#### [GOAL OF THE EXERCISE]
Repeat each line word for word.

Dataset items:
________________________________________

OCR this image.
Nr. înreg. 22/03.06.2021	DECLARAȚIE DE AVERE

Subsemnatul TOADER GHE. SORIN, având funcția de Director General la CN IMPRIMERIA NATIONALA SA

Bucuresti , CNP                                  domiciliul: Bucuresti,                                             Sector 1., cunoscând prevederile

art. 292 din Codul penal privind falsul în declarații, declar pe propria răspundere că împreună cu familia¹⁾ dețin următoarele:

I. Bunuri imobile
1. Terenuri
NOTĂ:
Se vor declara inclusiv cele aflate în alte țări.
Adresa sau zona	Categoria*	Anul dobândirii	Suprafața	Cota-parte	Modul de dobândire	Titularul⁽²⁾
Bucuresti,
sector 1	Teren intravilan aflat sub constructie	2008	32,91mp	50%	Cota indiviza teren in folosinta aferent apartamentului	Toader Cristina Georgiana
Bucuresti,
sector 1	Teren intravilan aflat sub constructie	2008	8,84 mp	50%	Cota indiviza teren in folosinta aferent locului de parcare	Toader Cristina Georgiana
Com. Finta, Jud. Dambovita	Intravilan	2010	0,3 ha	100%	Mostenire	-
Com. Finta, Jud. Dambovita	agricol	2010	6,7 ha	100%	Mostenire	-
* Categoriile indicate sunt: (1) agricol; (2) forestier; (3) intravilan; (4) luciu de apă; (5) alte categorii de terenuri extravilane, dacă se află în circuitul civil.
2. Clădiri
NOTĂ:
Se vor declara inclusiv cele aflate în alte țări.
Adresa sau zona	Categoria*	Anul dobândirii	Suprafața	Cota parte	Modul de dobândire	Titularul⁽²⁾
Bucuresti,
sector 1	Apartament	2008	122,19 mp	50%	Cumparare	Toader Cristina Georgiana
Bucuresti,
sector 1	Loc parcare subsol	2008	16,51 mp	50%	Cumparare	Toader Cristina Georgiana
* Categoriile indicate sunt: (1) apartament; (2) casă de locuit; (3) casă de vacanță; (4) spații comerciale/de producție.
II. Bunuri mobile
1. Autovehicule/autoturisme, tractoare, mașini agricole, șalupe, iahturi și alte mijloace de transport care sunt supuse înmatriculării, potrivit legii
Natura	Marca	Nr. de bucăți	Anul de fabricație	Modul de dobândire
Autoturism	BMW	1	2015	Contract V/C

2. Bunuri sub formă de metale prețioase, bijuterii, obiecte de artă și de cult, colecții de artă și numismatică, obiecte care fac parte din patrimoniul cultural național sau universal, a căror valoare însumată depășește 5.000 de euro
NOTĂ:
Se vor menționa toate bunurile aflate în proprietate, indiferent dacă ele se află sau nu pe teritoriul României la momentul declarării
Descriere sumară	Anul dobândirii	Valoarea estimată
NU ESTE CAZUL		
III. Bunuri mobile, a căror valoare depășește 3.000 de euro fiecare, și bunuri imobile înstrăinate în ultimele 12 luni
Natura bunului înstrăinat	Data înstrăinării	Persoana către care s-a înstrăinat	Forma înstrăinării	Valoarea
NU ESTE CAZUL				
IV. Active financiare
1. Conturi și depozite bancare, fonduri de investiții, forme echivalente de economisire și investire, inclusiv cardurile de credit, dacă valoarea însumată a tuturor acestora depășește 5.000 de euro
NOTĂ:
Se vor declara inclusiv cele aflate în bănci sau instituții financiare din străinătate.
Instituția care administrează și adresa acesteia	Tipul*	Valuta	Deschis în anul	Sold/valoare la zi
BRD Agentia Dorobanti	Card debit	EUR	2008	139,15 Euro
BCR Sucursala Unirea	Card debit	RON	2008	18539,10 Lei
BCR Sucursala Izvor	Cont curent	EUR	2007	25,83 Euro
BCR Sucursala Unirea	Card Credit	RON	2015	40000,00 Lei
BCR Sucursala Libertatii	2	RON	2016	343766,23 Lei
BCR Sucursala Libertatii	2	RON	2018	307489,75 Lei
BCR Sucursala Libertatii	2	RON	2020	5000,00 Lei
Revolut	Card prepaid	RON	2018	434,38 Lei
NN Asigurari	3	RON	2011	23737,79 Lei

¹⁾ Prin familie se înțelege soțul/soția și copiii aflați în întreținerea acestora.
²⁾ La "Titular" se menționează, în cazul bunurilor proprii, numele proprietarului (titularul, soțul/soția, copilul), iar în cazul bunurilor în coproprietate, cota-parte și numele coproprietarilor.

________________________________________

#### [ANSWER TO THE TASK]
OCR this image.
Nr. înreg. 22/03.06.2021	DECLARAȚIE DE AVERE

Subsemnatul TOADER GHE. SORIN, având funcția de Director General la CN IMPRIMERIA NATIONALA SA

Bucuresti , CNP                                  domiciliul: Bucuresti,                                             Sector 1., cunoscând prevederile

art. 292 din Codul penal privind falsul în declarații, declar pe propria răspundere că împreună cu familia¹⁾ dețin următoarele:

I. Bunuri imobile
1. Terenuri
NOTĂ:
Se vor declara inclusiv cele aflate în alte țări.
Adresa sau zona	Categoria*	Anul dobândirii	Suprafața	Cota-parte	Modul de dobândire	Titularul⁽²⁾
Bucuresti,
sector 1	Teren intravilan aflat sub constructie	2008	32,91mp	50%	Cota indiviza teren in folosinta aferent apartamentului	Toader Cristina Georgiana
Bucuresti,
sector 1	Teren intravilan aflat sub constructie	2008	8,84 mp	50%	Cota indiviza teren in folosinta aferent locului de parcare	Toader Cristina Georgiana
Com. Finta, Jud. Dambovita	Intravilan	2010	0,3 ha	100%	Mostenire	-
Com. Finta, Jud. Dambovita	agricol	2010	6,7 ha	100%	Mostenire	-
* Categoriile indicate sunt: (1) agricol; (2) forestier; (3) intravilan; (4) luciu de apă; (5) alte categorii de terenuri extravilane, dacă se află în circuitul civil.
2. Clădiri
NOTĂ:
Se vor declara inclusiv cele aflate în alte țări.
Adresa sau zona	Categoria*	Anul dobândirii	Suprafața	Cota parte	Modul de dobândire	Titularul⁽²⁾
Bucuresti,
sector 1	Apartament	2008	122,19 mp	50%	Cumparare	Toader Cristina Georgiana
Bucuresti,
sector 1	Loc parcare subsol	2008	16,51 mp	50%	Cumparare	Toader Cristina Georgiana
* Categoriile indicate sunt: (1) apartament; (2) casă de locuit; (3) casă de vacanță; (4) spații comerciale/de producție.
II. Bunuri mobile
1. Autovehicule/autoturisme, tractoare, mașini agricole, șalupe, iahturi și alte mijloace de transport care sunt supuse înmatriculării, potrivit legii
Natura	Marca	Nr. de bucăți	Anul de fabricație	Modul de dobândire
Autoturism	BMW	1	2015	Contract V/C

2. Bunuri sub formă de metale prețioase, bijuterii, obiecte de artă și de cult, colecții de artă și numismatică, obiecte care fac parte din patrimoniul cultural național sau universal, a căror valoare însumată depășește 5.000 de euro
NOTĂ:
Se vor menționa toate bunurile aflate în proprietate, indiferent dacă ele se află sau nu pe teritoriul României la momentul declarării
Descriere sumară	Anul dobândirii	Valoarea estimată
NU ESTE CAZUL		
III. Bunuri mobile, a căror valoare depășește 3.000 de euro fiecare, și bunuri imobile înstrăinate în ultimele 12 luni
Natura bunului înstrăinat	Data înstrăinării	Persoana către care s-a înstrăinat	Forma înstrăinării	Valoarea
NU ESTE CAZUL				
IV. Active financiare
1. Conturi și depozite bancare, fonduri de investiții, forme echivalente de economisire și investire, inclusiv cardurile de credit, dacă valoarea însumată a tuturor acestora depășește 5.000 de euro
NOTĂ:
Se vor declara inclusiv cele aflate în bănci sau instituții financiare din străinătate.
Instituția care administrează și adresa acesteia	Tipul*	Valuta	Deschis în anul	Sold/valoare la zi
BRD Agentia Dorobanti	Card debit	EUR	2008	139,15 Euro
BCR Sucursala Unirea	Card debit	RON	2008	18539,10 Lei
BCR Sucursala Izvor	Cont curent	EUR	2007	25,83 Euro
BCR Sucursala Unirea	Card Credit	RON	2015	40000,00 Lei
BCR Sucursala Libertatii	2	RON	2016	343766,23 Lei
BCR Sucursala Libertatii	2	RON	2018	307489,75 Lei
BCR Sucursala Libertatii	2	RON	2020	5000,00 Lei
Revolut	Card prepaid	RON	2018	434,38 Lei
NN Asigurari	3	RON	2011	23737,79 Lei

¹⁾ Prin familie se înțelege soțul/soția și copiii aflați în întreținerea acestora.
²⁾ La "Titular" se menționează, în cazul bunurilor proprii, numele proprietarului (titularul, soțul/soția, copilul), iar în cazul bunurilor în coproprietate, cota-parte și numele coproprietarilor.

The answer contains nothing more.